### TASK DETAILS
Copy out lines with the word "東京都立駒込病院" from the material that follows.

- - -

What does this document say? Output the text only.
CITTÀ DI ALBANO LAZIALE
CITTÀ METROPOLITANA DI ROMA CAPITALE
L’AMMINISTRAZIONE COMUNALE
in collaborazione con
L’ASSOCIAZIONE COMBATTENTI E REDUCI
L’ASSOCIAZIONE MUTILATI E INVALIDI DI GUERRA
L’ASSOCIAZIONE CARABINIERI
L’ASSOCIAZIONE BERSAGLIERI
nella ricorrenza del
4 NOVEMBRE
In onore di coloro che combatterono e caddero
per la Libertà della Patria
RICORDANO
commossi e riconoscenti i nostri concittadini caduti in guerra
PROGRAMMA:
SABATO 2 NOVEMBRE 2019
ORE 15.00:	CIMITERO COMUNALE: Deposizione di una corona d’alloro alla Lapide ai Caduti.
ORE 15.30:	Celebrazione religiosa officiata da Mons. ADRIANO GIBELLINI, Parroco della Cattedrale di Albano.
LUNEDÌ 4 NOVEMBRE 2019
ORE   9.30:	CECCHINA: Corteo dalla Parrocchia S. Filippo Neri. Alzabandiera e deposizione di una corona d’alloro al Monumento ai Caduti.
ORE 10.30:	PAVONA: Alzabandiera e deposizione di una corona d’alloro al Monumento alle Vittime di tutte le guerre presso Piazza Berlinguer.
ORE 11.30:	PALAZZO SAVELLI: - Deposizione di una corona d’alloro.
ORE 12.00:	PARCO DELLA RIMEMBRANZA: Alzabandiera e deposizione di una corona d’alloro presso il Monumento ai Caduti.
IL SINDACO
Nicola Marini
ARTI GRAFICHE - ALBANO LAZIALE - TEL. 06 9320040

- - -

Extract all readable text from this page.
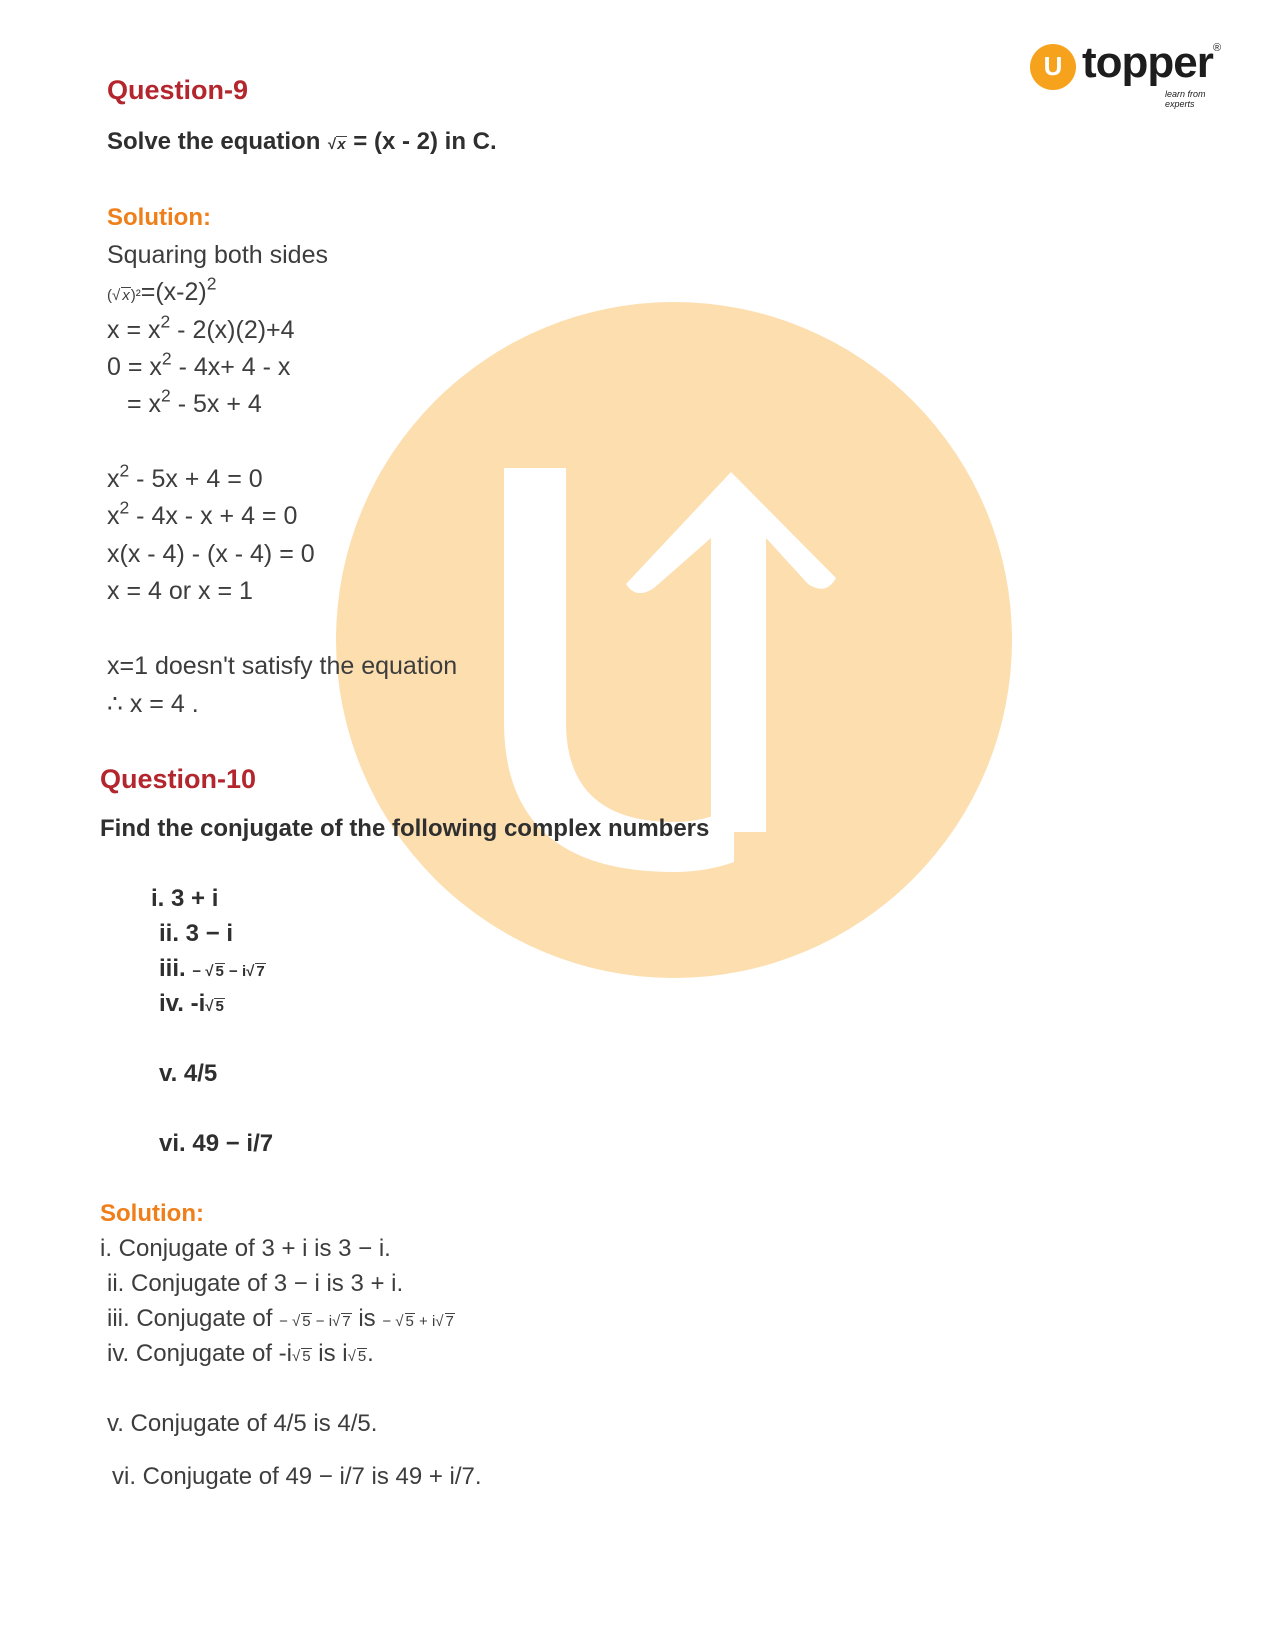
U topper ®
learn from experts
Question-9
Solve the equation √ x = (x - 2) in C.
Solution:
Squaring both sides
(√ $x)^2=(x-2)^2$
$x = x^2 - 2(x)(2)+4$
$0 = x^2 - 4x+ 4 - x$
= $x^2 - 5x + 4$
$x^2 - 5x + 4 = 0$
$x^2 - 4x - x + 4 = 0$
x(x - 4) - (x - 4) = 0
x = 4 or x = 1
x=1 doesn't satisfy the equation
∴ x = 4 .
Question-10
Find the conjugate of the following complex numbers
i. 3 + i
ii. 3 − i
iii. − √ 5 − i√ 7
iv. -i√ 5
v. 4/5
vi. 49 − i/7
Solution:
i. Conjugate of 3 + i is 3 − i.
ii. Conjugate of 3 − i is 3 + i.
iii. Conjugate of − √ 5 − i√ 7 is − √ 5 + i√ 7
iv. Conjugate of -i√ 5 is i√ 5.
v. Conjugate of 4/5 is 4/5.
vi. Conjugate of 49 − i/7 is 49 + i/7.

- - -

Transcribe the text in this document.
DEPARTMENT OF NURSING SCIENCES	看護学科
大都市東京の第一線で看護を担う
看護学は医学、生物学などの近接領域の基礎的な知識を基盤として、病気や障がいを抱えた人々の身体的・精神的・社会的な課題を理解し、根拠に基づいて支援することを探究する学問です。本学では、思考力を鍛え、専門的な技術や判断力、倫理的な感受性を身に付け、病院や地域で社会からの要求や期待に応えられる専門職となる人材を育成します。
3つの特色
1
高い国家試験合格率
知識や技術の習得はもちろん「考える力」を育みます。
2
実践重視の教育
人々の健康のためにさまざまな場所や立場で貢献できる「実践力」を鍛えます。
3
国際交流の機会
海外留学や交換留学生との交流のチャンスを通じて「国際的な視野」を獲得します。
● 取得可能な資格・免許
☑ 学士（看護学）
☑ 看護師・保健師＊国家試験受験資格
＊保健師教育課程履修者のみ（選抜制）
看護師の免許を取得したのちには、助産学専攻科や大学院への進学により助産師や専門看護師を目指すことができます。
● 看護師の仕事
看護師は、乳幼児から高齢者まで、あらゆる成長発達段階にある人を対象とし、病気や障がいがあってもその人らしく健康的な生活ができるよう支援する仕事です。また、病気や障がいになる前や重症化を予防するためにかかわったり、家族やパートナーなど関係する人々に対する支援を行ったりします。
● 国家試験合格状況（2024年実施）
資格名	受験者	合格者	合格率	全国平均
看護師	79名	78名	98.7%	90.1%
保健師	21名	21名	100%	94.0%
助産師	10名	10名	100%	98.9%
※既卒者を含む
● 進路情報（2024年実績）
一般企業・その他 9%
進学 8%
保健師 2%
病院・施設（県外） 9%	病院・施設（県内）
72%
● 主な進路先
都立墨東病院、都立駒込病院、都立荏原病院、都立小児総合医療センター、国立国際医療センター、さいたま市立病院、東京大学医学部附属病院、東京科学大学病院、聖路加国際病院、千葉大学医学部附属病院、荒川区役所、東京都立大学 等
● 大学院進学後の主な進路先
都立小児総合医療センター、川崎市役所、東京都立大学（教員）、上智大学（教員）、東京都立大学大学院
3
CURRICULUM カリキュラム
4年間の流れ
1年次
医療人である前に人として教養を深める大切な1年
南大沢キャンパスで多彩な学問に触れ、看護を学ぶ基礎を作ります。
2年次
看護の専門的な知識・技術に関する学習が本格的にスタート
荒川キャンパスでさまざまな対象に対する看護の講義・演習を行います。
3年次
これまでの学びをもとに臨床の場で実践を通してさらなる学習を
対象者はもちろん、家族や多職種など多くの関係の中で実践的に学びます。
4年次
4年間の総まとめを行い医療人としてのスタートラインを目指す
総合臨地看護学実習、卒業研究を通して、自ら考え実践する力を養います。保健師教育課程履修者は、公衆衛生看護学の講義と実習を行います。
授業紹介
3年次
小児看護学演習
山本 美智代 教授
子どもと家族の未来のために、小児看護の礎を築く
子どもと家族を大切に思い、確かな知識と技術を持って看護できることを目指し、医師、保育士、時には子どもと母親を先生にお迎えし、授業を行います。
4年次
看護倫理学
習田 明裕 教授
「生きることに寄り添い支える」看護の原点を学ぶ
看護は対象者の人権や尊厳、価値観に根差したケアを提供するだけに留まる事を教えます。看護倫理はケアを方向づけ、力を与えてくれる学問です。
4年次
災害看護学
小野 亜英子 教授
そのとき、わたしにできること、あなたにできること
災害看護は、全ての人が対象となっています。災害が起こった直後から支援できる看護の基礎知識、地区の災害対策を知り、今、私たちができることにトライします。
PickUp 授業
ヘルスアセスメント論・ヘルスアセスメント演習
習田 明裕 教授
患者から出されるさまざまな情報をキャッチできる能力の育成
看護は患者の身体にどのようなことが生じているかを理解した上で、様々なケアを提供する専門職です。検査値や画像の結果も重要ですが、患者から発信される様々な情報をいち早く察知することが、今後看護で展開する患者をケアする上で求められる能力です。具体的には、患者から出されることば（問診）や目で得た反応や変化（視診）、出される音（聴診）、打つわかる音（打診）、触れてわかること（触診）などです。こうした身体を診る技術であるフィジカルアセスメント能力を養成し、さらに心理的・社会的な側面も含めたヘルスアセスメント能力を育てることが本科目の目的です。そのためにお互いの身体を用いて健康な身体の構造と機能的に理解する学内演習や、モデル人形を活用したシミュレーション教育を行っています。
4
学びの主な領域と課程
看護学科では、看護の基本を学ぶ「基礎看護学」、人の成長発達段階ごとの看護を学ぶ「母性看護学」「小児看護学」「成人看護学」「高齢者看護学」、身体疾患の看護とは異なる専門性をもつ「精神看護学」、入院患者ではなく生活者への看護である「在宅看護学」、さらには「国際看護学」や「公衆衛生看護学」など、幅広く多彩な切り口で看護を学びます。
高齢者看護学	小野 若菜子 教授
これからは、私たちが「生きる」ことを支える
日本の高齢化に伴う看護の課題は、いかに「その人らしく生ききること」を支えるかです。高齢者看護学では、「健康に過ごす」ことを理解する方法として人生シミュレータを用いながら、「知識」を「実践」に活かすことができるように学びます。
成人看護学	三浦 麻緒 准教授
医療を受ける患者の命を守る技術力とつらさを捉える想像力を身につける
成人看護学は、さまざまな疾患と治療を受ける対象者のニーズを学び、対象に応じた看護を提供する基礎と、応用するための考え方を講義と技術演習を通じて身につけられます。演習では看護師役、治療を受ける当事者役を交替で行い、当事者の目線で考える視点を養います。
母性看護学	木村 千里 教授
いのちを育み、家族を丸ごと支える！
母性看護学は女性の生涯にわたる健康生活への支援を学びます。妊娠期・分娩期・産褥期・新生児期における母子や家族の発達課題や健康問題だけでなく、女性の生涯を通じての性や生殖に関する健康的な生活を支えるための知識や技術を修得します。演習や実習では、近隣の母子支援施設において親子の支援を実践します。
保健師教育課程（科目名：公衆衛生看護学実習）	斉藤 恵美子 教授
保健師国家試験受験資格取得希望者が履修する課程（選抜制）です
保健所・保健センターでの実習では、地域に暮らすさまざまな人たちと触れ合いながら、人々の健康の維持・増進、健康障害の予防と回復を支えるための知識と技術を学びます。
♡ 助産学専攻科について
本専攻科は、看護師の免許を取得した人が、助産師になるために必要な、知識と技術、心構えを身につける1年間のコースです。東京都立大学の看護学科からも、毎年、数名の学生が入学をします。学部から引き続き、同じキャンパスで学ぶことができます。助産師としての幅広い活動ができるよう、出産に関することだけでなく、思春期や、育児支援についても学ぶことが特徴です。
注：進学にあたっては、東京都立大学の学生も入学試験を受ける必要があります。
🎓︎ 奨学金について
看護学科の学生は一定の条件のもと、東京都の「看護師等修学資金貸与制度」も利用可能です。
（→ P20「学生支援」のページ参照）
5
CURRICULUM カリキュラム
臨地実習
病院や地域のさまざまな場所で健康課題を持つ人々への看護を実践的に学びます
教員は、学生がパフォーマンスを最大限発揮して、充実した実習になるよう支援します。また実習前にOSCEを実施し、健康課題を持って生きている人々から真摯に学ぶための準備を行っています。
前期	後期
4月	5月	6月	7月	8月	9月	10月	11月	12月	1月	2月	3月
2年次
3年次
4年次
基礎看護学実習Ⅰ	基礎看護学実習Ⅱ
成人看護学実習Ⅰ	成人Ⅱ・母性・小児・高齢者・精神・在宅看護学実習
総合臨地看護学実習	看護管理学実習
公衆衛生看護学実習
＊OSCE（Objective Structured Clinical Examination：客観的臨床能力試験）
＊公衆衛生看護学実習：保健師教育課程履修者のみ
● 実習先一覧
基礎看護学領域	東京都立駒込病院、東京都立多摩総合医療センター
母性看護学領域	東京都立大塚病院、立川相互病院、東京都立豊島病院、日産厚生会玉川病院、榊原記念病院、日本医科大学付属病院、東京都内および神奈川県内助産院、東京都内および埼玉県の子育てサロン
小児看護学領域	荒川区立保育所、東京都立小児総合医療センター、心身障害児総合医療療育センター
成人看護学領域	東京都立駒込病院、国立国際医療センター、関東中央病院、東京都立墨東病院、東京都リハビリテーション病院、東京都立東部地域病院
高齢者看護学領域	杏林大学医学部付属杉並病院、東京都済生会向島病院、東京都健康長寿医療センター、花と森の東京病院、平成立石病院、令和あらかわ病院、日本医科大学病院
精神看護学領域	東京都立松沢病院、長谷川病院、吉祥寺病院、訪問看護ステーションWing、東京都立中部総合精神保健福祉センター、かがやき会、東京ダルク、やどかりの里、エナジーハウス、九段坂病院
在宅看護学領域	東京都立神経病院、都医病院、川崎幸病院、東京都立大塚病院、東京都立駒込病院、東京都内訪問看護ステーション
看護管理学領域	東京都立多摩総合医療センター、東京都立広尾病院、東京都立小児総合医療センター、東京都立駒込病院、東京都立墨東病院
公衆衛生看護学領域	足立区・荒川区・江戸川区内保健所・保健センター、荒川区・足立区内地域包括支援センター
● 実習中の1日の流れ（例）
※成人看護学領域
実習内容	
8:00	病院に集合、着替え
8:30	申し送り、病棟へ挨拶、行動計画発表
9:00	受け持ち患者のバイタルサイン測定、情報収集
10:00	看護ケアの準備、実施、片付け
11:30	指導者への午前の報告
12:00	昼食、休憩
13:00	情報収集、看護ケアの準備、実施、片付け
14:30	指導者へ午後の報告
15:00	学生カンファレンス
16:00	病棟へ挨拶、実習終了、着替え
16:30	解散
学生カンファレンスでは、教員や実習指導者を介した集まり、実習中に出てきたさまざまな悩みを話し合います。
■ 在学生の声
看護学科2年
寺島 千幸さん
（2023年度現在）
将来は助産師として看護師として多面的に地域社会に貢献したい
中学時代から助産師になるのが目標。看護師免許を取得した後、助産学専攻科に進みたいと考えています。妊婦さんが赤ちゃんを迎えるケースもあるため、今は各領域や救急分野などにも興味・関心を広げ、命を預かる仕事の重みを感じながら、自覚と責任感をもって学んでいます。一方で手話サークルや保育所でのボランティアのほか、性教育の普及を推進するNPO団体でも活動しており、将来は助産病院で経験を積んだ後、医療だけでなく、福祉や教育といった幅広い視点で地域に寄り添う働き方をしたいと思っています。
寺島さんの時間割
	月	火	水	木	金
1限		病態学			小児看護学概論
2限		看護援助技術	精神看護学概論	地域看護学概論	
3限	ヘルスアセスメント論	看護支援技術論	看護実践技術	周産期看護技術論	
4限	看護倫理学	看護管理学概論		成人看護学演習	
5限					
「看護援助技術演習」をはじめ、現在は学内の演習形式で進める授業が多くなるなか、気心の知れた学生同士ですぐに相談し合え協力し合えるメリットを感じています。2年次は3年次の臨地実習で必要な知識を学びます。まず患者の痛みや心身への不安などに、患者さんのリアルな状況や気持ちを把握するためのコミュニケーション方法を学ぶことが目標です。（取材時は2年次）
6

- - -

### OUTPUT
基礎看護学領域	東京都立駒込病院、東京都立多摩総合医療センター
成人看護学領域	東京都立駒込病院、国立国際医療センター、関東中央病院、東京都立墨東病院、東京都リハビリテーション病院、東京都立東部地域病院
在宅看護学領域	東京都立神経病院、都医病院、川崎幸病院、東京都立大塚病院、東京都立駒込病院、東京都内訪問看護ステーション
看護管理学領域	東京都立多摩総合医療センター、東京都立広尾病院、東京都立小児総合医療センター、東京都立駒込病院、東京都立墨東病院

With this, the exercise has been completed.